— Start Listed entries —

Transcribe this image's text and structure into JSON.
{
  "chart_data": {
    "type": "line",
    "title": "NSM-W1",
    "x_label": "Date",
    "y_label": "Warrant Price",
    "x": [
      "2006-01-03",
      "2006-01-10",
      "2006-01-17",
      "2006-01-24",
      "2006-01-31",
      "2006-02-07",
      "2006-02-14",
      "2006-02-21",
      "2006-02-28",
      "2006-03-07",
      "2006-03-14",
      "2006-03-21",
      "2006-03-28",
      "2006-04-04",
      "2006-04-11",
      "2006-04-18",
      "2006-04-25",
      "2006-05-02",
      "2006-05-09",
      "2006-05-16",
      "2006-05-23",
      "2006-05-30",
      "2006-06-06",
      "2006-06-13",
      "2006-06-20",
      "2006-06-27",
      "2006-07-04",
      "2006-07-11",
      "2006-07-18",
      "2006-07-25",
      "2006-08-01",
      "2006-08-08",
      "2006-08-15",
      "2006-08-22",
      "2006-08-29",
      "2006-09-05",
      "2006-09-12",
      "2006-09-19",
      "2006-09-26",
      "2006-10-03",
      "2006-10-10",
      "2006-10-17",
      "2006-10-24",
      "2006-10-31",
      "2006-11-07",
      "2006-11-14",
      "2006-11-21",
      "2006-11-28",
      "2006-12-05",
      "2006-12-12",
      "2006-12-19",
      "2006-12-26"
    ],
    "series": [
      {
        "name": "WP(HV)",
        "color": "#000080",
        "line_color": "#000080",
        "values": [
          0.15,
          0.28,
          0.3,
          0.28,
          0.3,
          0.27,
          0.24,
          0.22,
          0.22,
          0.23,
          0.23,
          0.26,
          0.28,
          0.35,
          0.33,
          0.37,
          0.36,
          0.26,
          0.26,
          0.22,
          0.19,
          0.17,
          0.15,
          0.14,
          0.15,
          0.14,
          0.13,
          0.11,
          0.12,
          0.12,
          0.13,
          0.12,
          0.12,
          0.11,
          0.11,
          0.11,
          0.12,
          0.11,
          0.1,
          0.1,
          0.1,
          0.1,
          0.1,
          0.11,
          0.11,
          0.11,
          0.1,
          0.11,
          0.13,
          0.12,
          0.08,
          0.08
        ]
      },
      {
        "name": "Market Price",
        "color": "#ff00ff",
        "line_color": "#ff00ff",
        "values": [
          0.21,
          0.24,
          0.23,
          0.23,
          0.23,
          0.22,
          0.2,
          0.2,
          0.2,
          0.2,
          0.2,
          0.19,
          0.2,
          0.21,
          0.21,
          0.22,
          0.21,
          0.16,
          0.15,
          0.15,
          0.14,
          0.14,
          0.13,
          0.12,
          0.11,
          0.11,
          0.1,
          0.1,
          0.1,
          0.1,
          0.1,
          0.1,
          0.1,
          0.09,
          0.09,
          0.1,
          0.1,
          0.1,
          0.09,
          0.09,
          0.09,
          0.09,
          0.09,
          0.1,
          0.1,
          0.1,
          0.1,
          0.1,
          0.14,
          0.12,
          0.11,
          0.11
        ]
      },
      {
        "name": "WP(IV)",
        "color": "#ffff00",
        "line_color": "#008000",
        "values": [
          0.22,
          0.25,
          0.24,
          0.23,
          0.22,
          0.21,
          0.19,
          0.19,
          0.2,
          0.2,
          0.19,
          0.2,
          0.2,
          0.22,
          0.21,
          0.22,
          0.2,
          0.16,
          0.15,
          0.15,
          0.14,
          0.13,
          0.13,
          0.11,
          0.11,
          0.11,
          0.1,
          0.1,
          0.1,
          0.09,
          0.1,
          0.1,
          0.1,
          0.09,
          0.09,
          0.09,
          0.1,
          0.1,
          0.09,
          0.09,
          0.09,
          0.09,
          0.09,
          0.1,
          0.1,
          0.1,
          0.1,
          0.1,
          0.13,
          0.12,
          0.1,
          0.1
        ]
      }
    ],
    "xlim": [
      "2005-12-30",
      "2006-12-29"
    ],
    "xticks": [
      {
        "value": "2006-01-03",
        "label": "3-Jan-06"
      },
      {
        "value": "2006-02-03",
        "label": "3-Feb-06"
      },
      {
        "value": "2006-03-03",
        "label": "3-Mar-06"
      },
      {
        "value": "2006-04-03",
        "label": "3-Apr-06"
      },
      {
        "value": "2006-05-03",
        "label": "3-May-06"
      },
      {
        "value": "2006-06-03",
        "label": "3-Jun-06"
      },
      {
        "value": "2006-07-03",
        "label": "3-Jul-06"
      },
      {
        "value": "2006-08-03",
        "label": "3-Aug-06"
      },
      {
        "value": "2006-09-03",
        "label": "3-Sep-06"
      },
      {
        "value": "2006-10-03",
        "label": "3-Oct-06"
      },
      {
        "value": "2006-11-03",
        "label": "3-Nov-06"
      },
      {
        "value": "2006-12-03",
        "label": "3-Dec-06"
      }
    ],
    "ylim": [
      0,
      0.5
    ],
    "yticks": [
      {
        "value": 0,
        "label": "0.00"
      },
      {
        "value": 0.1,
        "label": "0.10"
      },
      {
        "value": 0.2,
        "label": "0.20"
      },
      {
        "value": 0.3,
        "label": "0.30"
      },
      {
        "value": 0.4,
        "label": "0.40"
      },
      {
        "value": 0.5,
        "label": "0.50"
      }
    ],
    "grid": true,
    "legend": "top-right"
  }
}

— End Listed entries —

◆ **Exercise description**
Reproduce every line of the data verbatim.

◆ **The output**
Transcribe this image's text and structure into JSON.
{
  "chart_data": {
    "type": "line",
    "title": "NSM-W1",
    "x_label": "Date",
    "y_label": "Warrant Price",
    "x": [
      "2006-01-03",
      "2006-01-10",
      "2006-01-17",
      "2006-01-24",
      "2006-01-31",
      "2006-02-07",
      "2006-02-14",
      "2006-02-21",
      "2006-02-28",
      "2006-03-07",
      "2006-03-14",
      "2006-03-21",
      "2006-03-28",
      "2006-04-04",
      "2006-04-11",
      "2006-04-18",
      "2006-04-25",
      "2006-05-02",
      "2006-05-09",
      "2006-05-16",
      "2006-05-23",
      "2006-05-30",
      "2006-06-06",
      "2006-06-13",
      "2006-06-20",
      "2006-06-27",
      "2006-07-04",
      "2006-07-11",
      "2006-07-18",
      "2006-07-25",
      "2006-08-01",
      "2006-08-08",
      "2006-08-15",
      "2006-08-22",
      "2006-08-29",
      "2006-09-05",
      "2006-09-12",
      "2006-09-19",
      "2006-09-26",
      "2006-10-03",
      "2006-10-10",
      "2006-10-17",
      "2006-10-24",
      "2006-10-31",
      "2006-11-07",
      "2006-11-14",
      "2006-11-21",
      "2006-11-28",
      "2006-12-05",
      "2006-12-12",
      "2006-12-19",
      "2006-12-26"
    ],
    "series": [
      {
        "name": "WP(HV)",
        "color": "#000080",
        "line_color": "#000080",
        "values": [
          0.15,
          0.28,
          0.3,
          0.28,
          0.3,
          0.27,
          0.24,
          0.22,
          0.22,
          0.23,
          0.23,
          0.26,
          0.28,
          0.35,
          0.33,
          0.37,
          0.36,
          0.26,
          0.26,
          0.22,
          0.19,
          0.17,
          0.15,
          0.14,
          0.15,
          0.14,
          0.13,
          0.11,
          0.12,
          0.12,
          0.13,
          0.12,
          0.12,
          0.11,
          0.11,
          0.11,
          0.12,
          0.11,
          0.1,
          0.1,
          0.1,
          0.1,
          0.1,
          0.11,
          0.11,
          0.11,
          0.1,
          0.11,
          0.13,
          0.12,
          0.08,
          0.08
        ]
      },
      {
        "name": "Market Price",
        "color": "#ff00ff",
        "line_color": "#ff00ff",
        "values": [
          0.21,
          0.24,
          0.23,
          0.23,
          0.23,
          0.22,
          0.2,
          0.2,
          0.2,
          0.2,
          0.2,
          0.19,
          0.2,
          0.21,
          0.21,
          0.22,
          0.21,
          0.16,
          0.15,
          0.15,
          0.14,
          0.14,
          0.13,
          0.12,
          0.11,
          0.11,
          0.1,
          0.1,
          0.1,
          0.1,
          0.1,
          0.1,
          0.1,
          0.09,
          0.09,
          0.1,
          0.1,
          0.1,
          0.09,
          0.09,
          0.09,
          0.09,
          0.09,
          0.1,
          0.1,
          0.1,
          0.1,
          0.1,
          0.14,
          0.12,
          0.11,
          0.11
        ]
      },
      {
        "name": "WP(IV)",
        "color": "#ffff00",
        "line_color": "#008000",
        "values": [
          0.22,
          0.25,
          0.24,
          0.23,
          0.22,
          0.21,
          0.19,
          0.19,
          0.2,
          0.2,
          0.19,
          0.2,
          0.2,
          0.22,
          0.21,
          0.22,
          0.2,
          0.16,
          0.15,
          0.15,
          0.14,
          0.13,
          0.13,
          0.11,
          0.11,
          0.11,
          0.1,
          0.1,
          0.1,
          0.09,
          0.1,
          0.1,
          0.1,
          0.09,
          0.09,
          0.09,
          0.1,
          0.1,
          0.09,
          0.09,
          0.09,
          0.09,
          0.09,
          0.1,
          0.1,
          0.1,
          0.1,
          0.1,
          0.13,
          0.12,
          0.1,
          0.1
        ]
      }
    ],
    "xlim": [
      "2005-12-30",
      "2006-12-29"
    ],
    "xticks": [
      {
        "value": "2006-01-03",
        "label": "3-Jan-06"
      },
      {
        "value": "2006-02-03",
        "label": "3-Feb-06"
      },
      {
        "value": "2006-03-03",
        "label": "3-Mar-06"
      },
      {
        "value": "2006-04-03",
        "label": "3-Apr-06"
      },
      {
        "value": "2006-05-03",
        "label": "3-May-06"
      },
      {
        "value": "2006-06-03",
        "label": "3-Jun-06"
      },
      {
        "value": "2006-07-03",
        "label": "3-Jul-06"
      },
      {
        "value": "2006-08-03",
        "label": "3-Aug-06"
      },
      {
        "value": "2006-09-03",
        "label": "3-Sep-06"
      },
      {
        "value": "2006-10-03",
        "label": "3-Oct-06"
      },
      {
        "value": "2006-11-03",
        "label": "3-Nov-06"
      },
      {
        "value": "2006-12-03",
        "label": "3-Dec-06"
      }
    ],
    "ylim": [
      0,
      0.5
    ],
    "yticks": [
      {
        "value": 0,
        "label": "0.00"
      },
      {
        "value": 0.1,
        "label": "0.10"
      },
      {
        "value": 0.2,
        "label": "0.20"
      },
      {
        "value": 0.3,
        "label": "0.30"
      },
      {
        "value": 0.4,
        "label": "0.40"
      },
      {
        "value": 0.5,
        "label": "0.50"
      }
    ],
    "grid": true,
    "legend": "top-right"
  }
}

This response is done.